ESTRATTO SCELTO ::
====
Le più grandi occasioni possono arrivare quando meno te le aspetti, bisogna solo esser bravi a sfruttarle. Può essere questo il caso di Lorenzo Carboni, ventenne algherese promettente talento del tennis italiano che avrà nell’imminente futuro un’opportunità d’oro: partecipare alle qualificazioni degli Internazionali d’Italia.
Una chance creatasi grazie alle buone prestazioni e risultati dell’ultimo periodo, che hanno permesso al sardo – attualmente numero 458 del mondo – di ottenere una wild card per il tabellone delle qualificazioni. Due dei riscontri più rilevanti sono arrivati prima nel Challenger 50 di Hersonissos 1, quando al primo turno ha saputo tener testa per due set e mezzo al numero 2 del seed e 224 del mondo Stefanos Sakellaridis, prima di ritirarsi per infortunio, poi nel Challenger 125 di Napoli, grazie al successo nel primo turno di qualificazioni con il numero 128 del ranking mondiale Zsombor Piros. Come ultima ottima certificazione del livello raggiunto dall’azzurro, la semifinale conquistata nel M25 di Santa Margherita di Pula appena qualche settimana fa.
Una decisione non per tutti
A soli 13 anni e mezzo, Carboni ha lasciato Alghero per trasferirsi al Piatti Tennis Center di Bordighera. Una scelta non banale per un ragazzo così giovane e che già al tempo ha denotato la volontà di scegliere una strada ben precisa, senza troppi compromessi. Come da lui riportato nell’intervista in esclusiva a Spazio Tennis nell’aprile del 2025: “Soprattutto all’inizio è stato complicato. Il primo anno è stato il più complesso poiché percepivo di più la mancanza da casa. Ciò che mi dava più forza era la voglia di raggiungere il mio obiettivo di diventare un giocatore professionista”. Proprio nei primi anni, inoltre, ha ottenuto belle soddisfazioni come la finale al Lemon Bowl e la semifinale alla Coppa Lambertenghi.
====
INFORMAZIONI ::

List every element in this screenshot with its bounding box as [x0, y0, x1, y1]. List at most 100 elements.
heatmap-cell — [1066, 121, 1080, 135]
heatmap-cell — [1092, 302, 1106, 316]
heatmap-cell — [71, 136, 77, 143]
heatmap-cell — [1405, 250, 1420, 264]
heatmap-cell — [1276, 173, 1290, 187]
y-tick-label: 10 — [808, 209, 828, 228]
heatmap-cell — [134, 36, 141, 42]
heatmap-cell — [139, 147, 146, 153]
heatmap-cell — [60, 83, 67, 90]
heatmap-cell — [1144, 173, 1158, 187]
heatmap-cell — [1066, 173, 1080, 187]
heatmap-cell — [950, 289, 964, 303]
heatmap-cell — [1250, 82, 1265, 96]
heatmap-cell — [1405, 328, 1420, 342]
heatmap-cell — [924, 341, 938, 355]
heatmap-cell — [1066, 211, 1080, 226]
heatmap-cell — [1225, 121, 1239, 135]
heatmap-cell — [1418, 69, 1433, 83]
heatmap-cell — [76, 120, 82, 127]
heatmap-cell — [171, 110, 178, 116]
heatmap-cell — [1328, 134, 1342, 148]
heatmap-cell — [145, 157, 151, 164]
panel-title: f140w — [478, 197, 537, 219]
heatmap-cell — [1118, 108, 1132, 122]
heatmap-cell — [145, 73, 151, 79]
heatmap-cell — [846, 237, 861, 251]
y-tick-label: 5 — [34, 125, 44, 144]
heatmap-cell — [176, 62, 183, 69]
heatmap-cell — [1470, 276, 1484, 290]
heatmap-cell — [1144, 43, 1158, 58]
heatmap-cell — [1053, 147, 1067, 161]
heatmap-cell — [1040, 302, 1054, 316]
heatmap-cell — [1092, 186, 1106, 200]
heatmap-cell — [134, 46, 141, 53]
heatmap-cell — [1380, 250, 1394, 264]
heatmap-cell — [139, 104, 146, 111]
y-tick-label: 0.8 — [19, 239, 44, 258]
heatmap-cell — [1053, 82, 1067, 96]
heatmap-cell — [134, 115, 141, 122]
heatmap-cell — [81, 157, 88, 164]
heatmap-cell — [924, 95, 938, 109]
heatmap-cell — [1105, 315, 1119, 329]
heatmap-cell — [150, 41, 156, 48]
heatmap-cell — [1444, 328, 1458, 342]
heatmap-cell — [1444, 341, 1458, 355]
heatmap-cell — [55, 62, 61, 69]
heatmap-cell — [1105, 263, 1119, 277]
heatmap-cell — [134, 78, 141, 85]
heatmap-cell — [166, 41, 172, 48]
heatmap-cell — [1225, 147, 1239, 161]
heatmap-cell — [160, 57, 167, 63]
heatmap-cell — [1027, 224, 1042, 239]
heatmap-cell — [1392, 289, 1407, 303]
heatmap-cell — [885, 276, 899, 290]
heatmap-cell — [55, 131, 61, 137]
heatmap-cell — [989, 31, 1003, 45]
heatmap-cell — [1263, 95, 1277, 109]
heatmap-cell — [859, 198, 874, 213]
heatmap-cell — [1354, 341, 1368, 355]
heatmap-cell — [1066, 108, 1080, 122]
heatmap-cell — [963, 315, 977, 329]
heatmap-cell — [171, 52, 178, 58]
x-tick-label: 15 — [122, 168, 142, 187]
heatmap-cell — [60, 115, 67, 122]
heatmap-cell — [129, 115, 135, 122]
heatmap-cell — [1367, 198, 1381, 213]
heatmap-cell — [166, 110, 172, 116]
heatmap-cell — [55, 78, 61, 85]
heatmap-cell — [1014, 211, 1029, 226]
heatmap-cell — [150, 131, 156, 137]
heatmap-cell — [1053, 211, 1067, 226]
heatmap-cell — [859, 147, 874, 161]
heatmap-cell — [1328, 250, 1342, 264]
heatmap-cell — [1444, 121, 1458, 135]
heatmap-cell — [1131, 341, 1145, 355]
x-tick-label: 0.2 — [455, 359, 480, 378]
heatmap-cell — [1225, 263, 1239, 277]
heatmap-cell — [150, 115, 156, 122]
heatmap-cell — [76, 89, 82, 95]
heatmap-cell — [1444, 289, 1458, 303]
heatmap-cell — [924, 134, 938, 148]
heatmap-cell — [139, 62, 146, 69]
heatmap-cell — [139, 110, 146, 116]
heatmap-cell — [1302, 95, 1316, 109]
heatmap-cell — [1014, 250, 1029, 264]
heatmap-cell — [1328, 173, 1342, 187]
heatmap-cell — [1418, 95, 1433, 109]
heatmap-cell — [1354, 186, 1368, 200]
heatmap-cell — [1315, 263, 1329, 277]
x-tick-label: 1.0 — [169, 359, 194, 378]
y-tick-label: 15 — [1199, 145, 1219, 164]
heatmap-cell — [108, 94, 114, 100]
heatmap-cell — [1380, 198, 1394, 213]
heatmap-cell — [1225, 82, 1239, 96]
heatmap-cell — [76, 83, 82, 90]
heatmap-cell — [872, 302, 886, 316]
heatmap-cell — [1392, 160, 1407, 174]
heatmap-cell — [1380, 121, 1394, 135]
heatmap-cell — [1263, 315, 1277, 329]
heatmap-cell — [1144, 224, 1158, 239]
====
CONSEGNA ::
Stabilisci se ognuna delle seguenti affermazioni concorda con l'estratto su Lorenzo Carboni, rispondendo sì o no e citando le parole decisive del testo.
1. Carboni si è trasferito al Piatti Tennis Center di Bordighera all'età di 13 anni e mezzo.
2. Nel Challenger 50 di Hersonissos 1 Carboni ha battuto Stefanos Sakellaridis.
3. Carboni ha vinto il M25 di Santa Margherita di Pula.

RISPOSTA ::
1. Sì: "A soli 13 anni e mezzo, Carboni ha lasciato Alghero per trasferirsi al Piatti Tennis Center di Bordighera."
2. No: "prima di ritirarsi per infortunio"
3. No: "la semifinale conquistata nel M25 di Santa Margherita di Pula"